- INSTRUCTIONS FOR THE TASK -
Repeat the listing word for word. No pictures belong in the copy.

- MATERIAL SUPPLIED -
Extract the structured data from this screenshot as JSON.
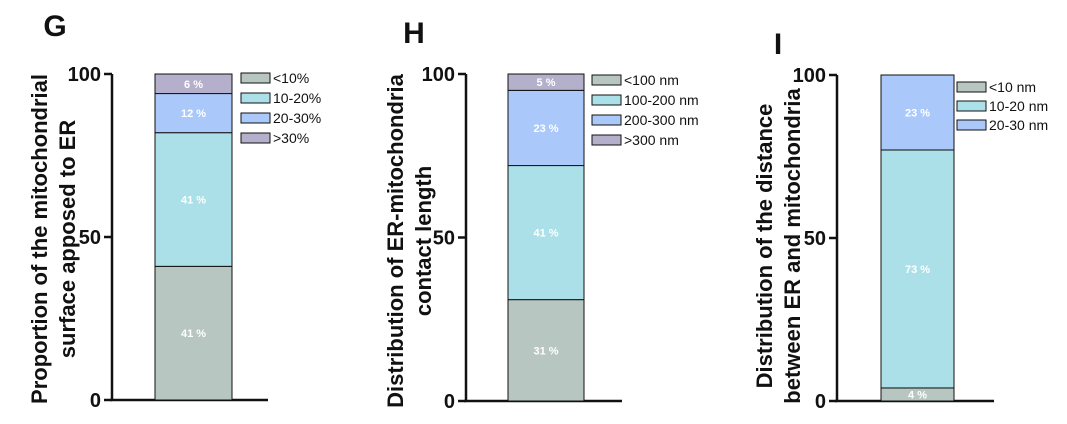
{
  "colors": {
    "s1": "#b7c6c1",
    "s2": "#ace0e8",
    "s3": "#aac9fa",
    "s4": "#b4b0cb",
    "stroke": "#111111"
  },
  "chart_data": [
    {
      "type": "bar",
      "panel": "G",
      "ylabel_lines": [
        "Proportion of the mitochondrial",
        "surface apposed to ER"
      ],
      "ylim": [
        0,
        100
      ],
      "yticks": [
        "0",
        "50",
        "100"
      ],
      "segments": [
        {
          "legend": "<10%",
          "value": 41,
          "label": "41 %"
        },
        {
          "legend": "10-20%",
          "value": 41,
          "label": "41 %"
        },
        {
          "legend": "20-30%",
          "value": 12,
          "label": "12 %"
        },
        {
          "legend": ">30%",
          "value": 6,
          "label": "6 %"
        }
      ]
    },
    {
      "type": "bar",
      "panel": "H",
      "ylabel_lines": [
        "Distribution of ER-mitochondria",
        "contact length"
      ],
      "ylim": [
        0,
        100
      ],
      "yticks": [
        "0",
        "50",
        "100"
      ],
      "segments": [
        {
          "legend": "<100 nm",
          "value": 31,
          "label": "31 %"
        },
        {
          "legend": "100-200 nm",
          "value": 41,
          "label": "41 %"
        },
        {
          "legend": "200-300 nm",
          "value": 23,
          "label": "23 %"
        },
        {
          "legend": ">300 nm",
          "value": 5,
          "label": "5 %"
        }
      ]
    },
    {
      "type": "bar",
      "panel": "I",
      "ylabel_lines": [
        "Distribution of the distance",
        "between ER and mitochondria"
      ],
      "ylim": [
        0,
        100
      ],
      "yticks": [
        "0",
        "50",
        "100"
      ],
      "segments": [
        {
          "legend": "<10 nm",
          "value": 4,
          "label": "4 %"
        },
        {
          "legend": "10-20 nm",
          "value": 73,
          "label": "73 %"
        },
        {
          "legend": "20-30 nm",
          "value": 23,
          "label": "23 %"
        }
      ]
    }
  ]
}
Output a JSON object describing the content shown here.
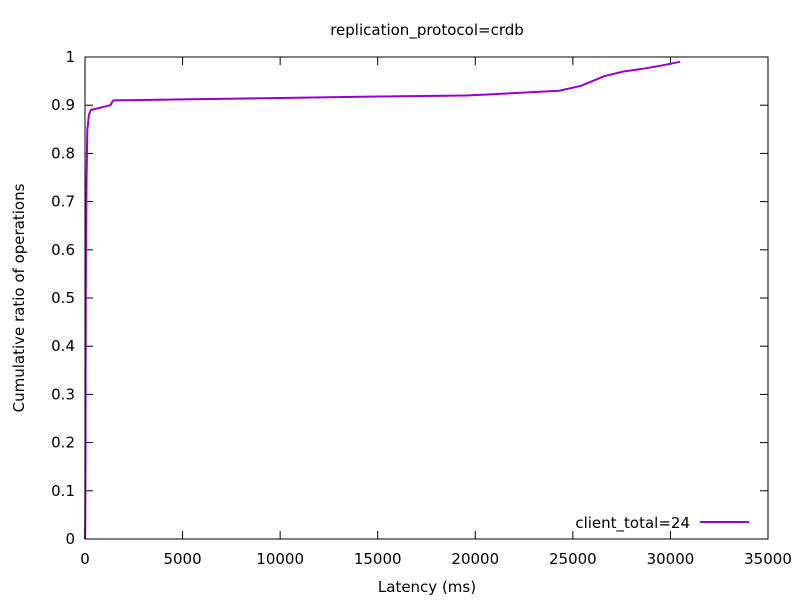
{
  "chart_data": {
    "type": "line",
    "title": "replication_protocol=crdb",
    "xlabel": "Latency (ms)",
    "ylabel": "Cumulative ratio of operations",
    "xlim": [
      0,
      35000
    ],
    "ylim": [
      0,
      1
    ],
    "x_ticks": [
      0,
      5000,
      10000,
      15000,
      20000,
      25000,
      30000,
      35000
    ],
    "y_ticks": [
      0,
      0.1,
      0.2,
      0.3,
      0.4,
      0.5,
      0.6,
      0.7,
      0.8,
      0.9,
      1
    ],
    "grid": false,
    "legend_position": "bottom-right",
    "series": [
      {
        "name": "client_total=24",
        "color": "#9400d3",
        "x": [
          0,
          10,
          20,
          30,
          40,
          50,
          60,
          70,
          80,
          100,
          120,
          150,
          200,
          300,
          1300,
          1450,
          5000,
          10000,
          15000,
          19500,
          20500,
          24300,
          25400,
          26600,
          27600,
          28500,
          29500,
          30500
        ],
        "y": [
          0.0,
          0.02,
          0.1,
          0.3,
          0.5,
          0.6,
          0.65,
          0.7,
          0.75,
          0.8,
          0.85,
          0.86,
          0.88,
          0.89,
          0.9,
          0.91,
          0.912,
          0.915,
          0.918,
          0.92,
          0.922,
          0.93,
          0.94,
          0.96,
          0.97,
          0.975,
          0.982,
          0.99
        ]
      }
    ]
  }
}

- RESPONSE FOR THIS EXERCISE -
Extract the structured data from this screenshot as JSON.
{
  "colors": {
    "s1": "#b7c6c1",
    "s2": "#ace0e8",
    "s3": "#aac9fa",
    "s4": "#b4b0cb",
    "stroke": "#111111"
  },
  "chart_data": [
    {
      "type": "bar",
      "panel": "G",
      "ylabel_lines": [
        "Proportion of the mitochondrial",
        "surface apposed to ER"
      ],
      "ylim": [
        0,
        100
      ],
      "yticks": [
        "0",
        "50",
        "100"
      ],
      "segments": [
        {
          "legend": "<10%",
          "value": 41,
          "label": "41 %"
        },
        {
          "legend": "10-20%",
          "value": 41,
          "label": "41 %"
        },
        {
          "legend": "20-30%",
          "value": 12,
          "label": "12 %"
        },
        {
          "legend": ">30%",
          "value": 6,
          "label": "6 %"
        }
      ]
    },
    {
      "type": "bar",
      "panel": "H",
      "ylabel_lines": [
        "Distribution of ER-mitochondria",
        "contact length"
      ],
      "ylim": [
        0,
        100
      ],
      "yticks": [
        "0",
        "50",
        "100"
      ],
      "segments": [
        {
          "legend": "<100 nm",
          "value": 31,
          "label": "31 %"
        },
        {
          "legend": "100-200 nm",
          "value": 41,
          "label": "41 %"
        },
        {
          "legend": "200-300 nm",
          "value": 23,
          "label": "23 %"
        },
        {
          "legend": ">300 nm",
          "value": 5,
          "label": "5 %"
        }
      ]
    },
    {
      "type": "bar",
      "panel": "I",
      "ylabel_lines": [
        "Distribution of the distance",
        "between ER and mitochondria"
      ],
      "ylim": [
        0,
        100
      ],
      "yticks": [
        "0",
        "50",
        "100"
      ],
      "segments": [
        {
          "legend": "<10 nm",
          "value": 4,
          "label": "4 %"
        },
        {
          "legend": "10-20 nm",
          "value": 73,
          "label": "73 %"
        },
        {
          "legend": "20-30 nm",
          "value": 23,
          "label": "23 %"
        }
      ]
    }
  ]
}
Output a JSON object describing the content shown here.
{
  "chart_data": {
    "type": "line",
    "title": "replication_protocol=crdb",
    "xlabel": "Latency (ms)",
    "ylabel": "Cumulative ratio of operations",
    "xlim": [
      0,
      35000
    ],
    "ylim": [
      0,
      1
    ],
    "x_ticks": [
      0,
      5000,
      10000,
      15000,
      20000,
      25000,
      30000,
      35000
    ],
    "y_ticks": [
      0,
      0.1,
      0.2,
      0.3,
      0.4,
      0.5,
      0.6,
      0.7,
      0.8,
      0.9,
      1
    ],
    "grid": false,
    "legend_position": "bottom-right",
    "series": [
      {
        "name": "client_total=24",
        "color": "#9400d3",
        "x": [
          0,
          10,
          20,
          30,
          40,
          50,
          60,
          70,
          80,
          100,
          120,
          150,
          200,
          300,
          1300,
          1450,
          5000,
          10000,
          15000,
          19500,
          20500,
          24300,
          25400,
          26600,
          27600,
          28500,
          29500,
          30500
        ],
        "y": [
          0.0,
          0.02,
          0.1,
          0.3,
          0.5,
          0.6,
          0.65,
          0.7,
          0.75,
          0.8,
          0.85,
          0.86,
          0.88,
          0.89,
          0.9,
          0.91,
          0.912,
          0.915,
          0.918,
          0.92,
          0.922,
          0.93,
          0.94,
          0.96,
          0.97,
          0.975,
          0.982,
          0.99
        ]
      }
    ]
  }
}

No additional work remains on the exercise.